• **Problem to work on**: Note how many lines in the entries contain the string "questions", then give that number and nothing else.

• **Exercise materials**:
%%

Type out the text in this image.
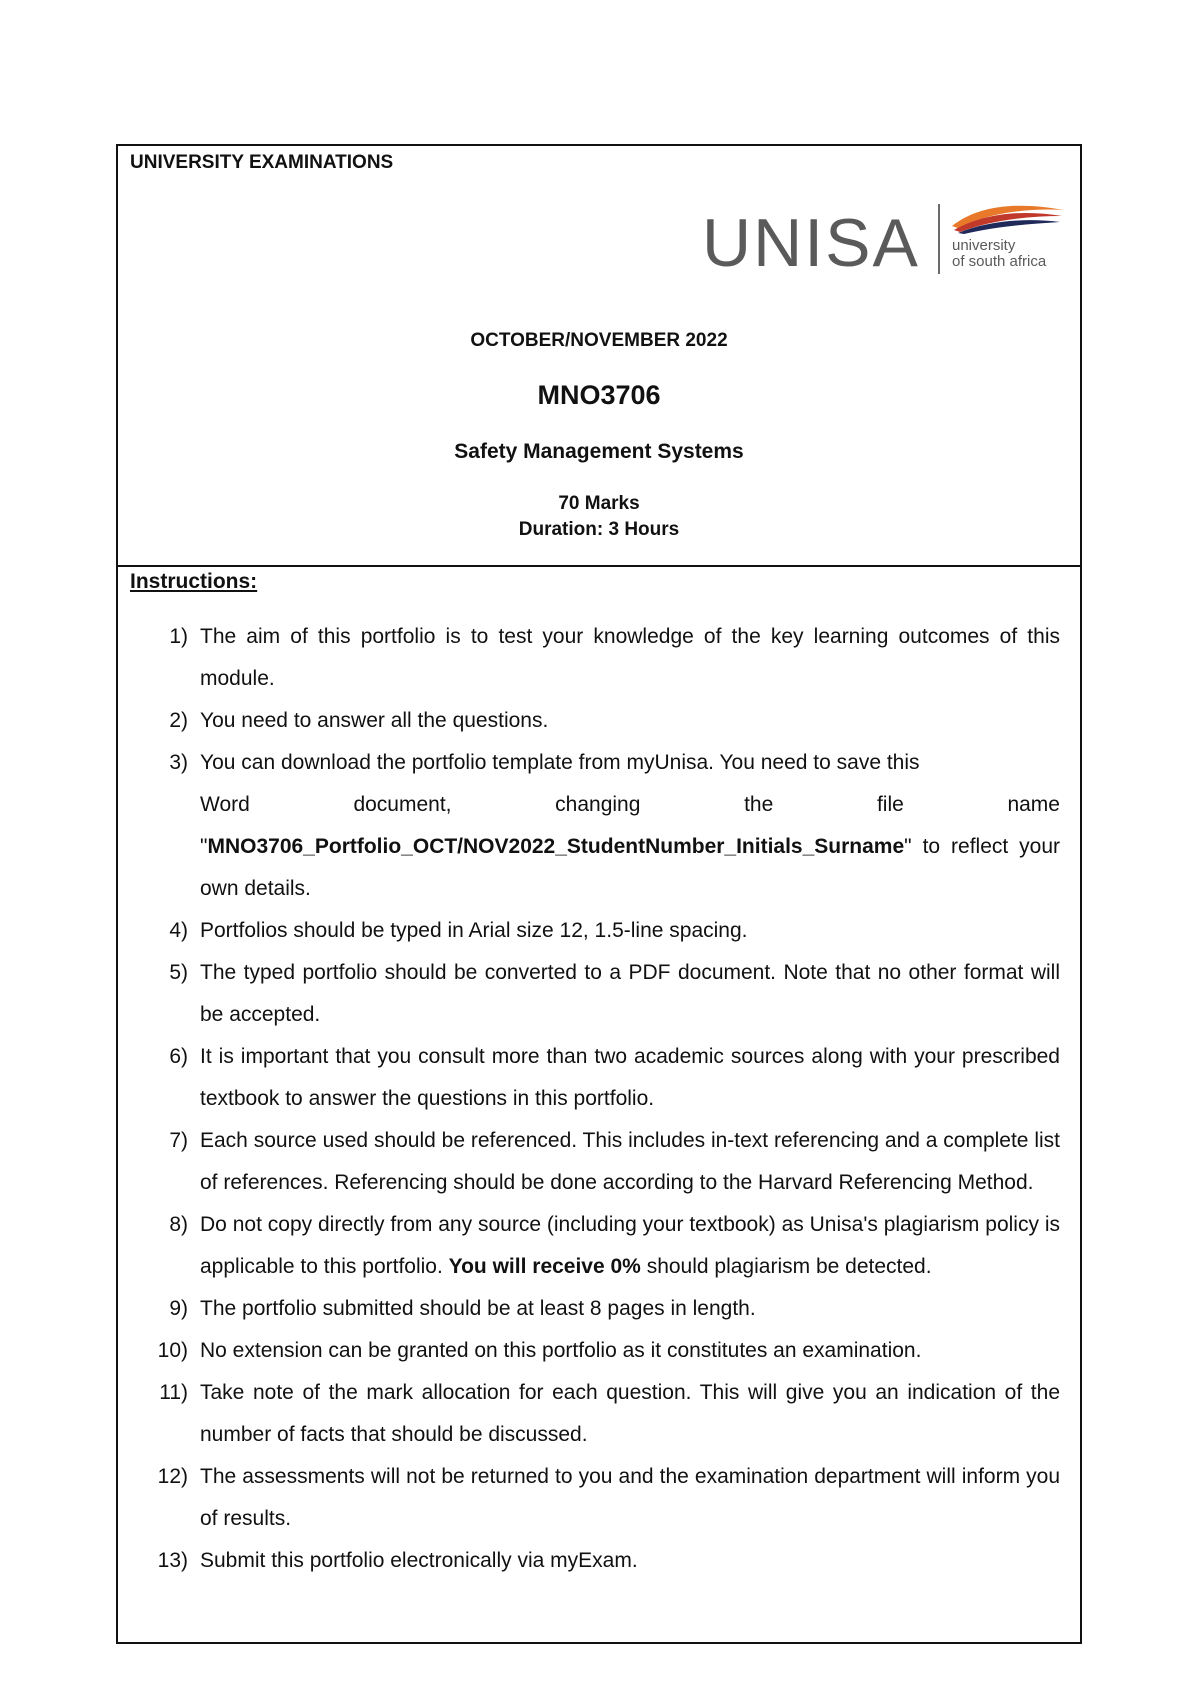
UNIVERSITY EXAMINATIONS
UNISA university
of south africa
OCTOBER/NOVEMBER 2022
MNO3706
Safety Management Systems
70 Marks
Duration: 3 Hours
Instructions:
1) The aim of this portfolio is to test your knowledge of the key learning outcomes of this module.
2) You need to answer all the questions.
3) You can download the portfolio template from myUnisa. You need to save this
Word	document,	changing	the	file	name
"MNO3706_Portfolio_OCT/NOV2022_StudentNumber_Initials_Surname" to reflect your own details.
4) Portfolios should be typed in Arial size 12, 1.5-line spacing.
5) The typed portfolio should be converted to a PDF document. Note that no other format will be accepted.
6) It is important that you consult more than two academic sources along with your prescribed textbook to answer the questions in this portfolio.
7) Each source used should be referenced. This includes in-text referencing and a complete list of references. Referencing should be done according to the Harvard Referencing Method.
8) Do not copy directly from any source (including your textbook) as Unisa's plagiarism policy is applicable to this portfolio. You will receive 0% should plagiarism be detected.
9) The portfolio submitted should be at least 8 pages in length.
10) No extension can be granted on this portfolio as it constitutes an examination.
11) Take note of the mark allocation for each question. This will give you an indication of the number of facts that should be discussed.
12) The assessments will not be returned to you and the examination department will inform you of results.
13) Submit this portfolio electronically via myExam.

%%

• **Result for this task**: 2